▶ Exercise goal: Copy out all of the data below with no alterations.

(Extracted data entries)
* * * * *

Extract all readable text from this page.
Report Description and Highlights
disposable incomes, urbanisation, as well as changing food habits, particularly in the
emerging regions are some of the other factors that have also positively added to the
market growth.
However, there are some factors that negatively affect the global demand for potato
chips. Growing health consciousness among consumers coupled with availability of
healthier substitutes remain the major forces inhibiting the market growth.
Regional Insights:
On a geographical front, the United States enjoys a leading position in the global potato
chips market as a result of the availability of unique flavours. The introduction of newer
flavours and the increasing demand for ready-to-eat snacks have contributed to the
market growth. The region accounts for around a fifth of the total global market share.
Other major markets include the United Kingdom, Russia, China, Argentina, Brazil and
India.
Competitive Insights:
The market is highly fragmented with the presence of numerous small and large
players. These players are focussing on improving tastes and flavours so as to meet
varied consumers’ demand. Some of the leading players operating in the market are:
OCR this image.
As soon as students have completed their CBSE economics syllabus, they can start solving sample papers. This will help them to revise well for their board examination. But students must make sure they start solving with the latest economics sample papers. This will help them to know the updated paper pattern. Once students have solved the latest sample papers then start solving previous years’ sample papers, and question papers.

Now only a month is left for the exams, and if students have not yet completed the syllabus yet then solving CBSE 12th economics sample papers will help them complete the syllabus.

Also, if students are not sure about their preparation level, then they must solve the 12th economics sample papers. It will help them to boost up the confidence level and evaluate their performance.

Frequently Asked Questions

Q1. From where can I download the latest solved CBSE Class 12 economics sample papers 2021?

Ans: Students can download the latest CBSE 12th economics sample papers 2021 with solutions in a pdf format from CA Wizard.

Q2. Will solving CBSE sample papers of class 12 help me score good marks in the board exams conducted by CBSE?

* * * * *

▶ Response to the exercise:
Extract all readable text from this page.
Report Description and Highlights
disposable incomes, urbanisation, as well as changing food habits, particularly in the
emerging regions are some of the other factors that have also positively added to the
market growth.
However, there are some factors that negatively affect the global demand for potato
chips. Growing health consciousness among consumers coupled with availability of
healthier substitutes remain the major forces inhibiting the market growth.
Regional Insights:
On a geographical front, the United States enjoys a leading position in the global potato
chips market as a result of the availability of unique flavours. The introduction of newer
flavours and the increasing demand for ready-to-eat snacks have contributed to the
market growth. The region accounts for around a fifth of the total global market share.
Other major markets include the United Kingdom, Russia, China, Argentina, Brazil and
India.
Competitive Insights:
The market is highly fragmented with the presence of numerous small and large
players. These players are focussing on improving tastes and flavours so as to meet
varied consumers’ demand. Some of the leading players operating in the market are:
OCR this image.
As soon as students have completed their CBSE economics syllabus, they can start solving sample papers. This will help them to revise well for their board examination. But students must make sure they start solving with the latest economics sample papers. This will help them to know the updated paper pattern. Once students have solved the latest sample papers then start solving previous years’ sample papers, and question papers.

Now only a month is left for the exams, and if students have not yet completed the syllabus yet then solving CBSE 12th economics sample papers will help them complete the syllabus.

Also, if students are not sure about their preparation level, then they must solve the 12th economics sample papers. It will help them to boost up the confidence level and evaluate their performance.

Frequently Asked Questions

Q1. From where can I download the latest solved CBSE Class 12 economics sample papers 2021?

Ans: Students can download the latest CBSE 12th economics sample papers 2021 with solutions in a pdf format from CA Wizard.

Q2. Will solving CBSE sample papers of class 12 help me score good marks in the board exams conducted by CBSE?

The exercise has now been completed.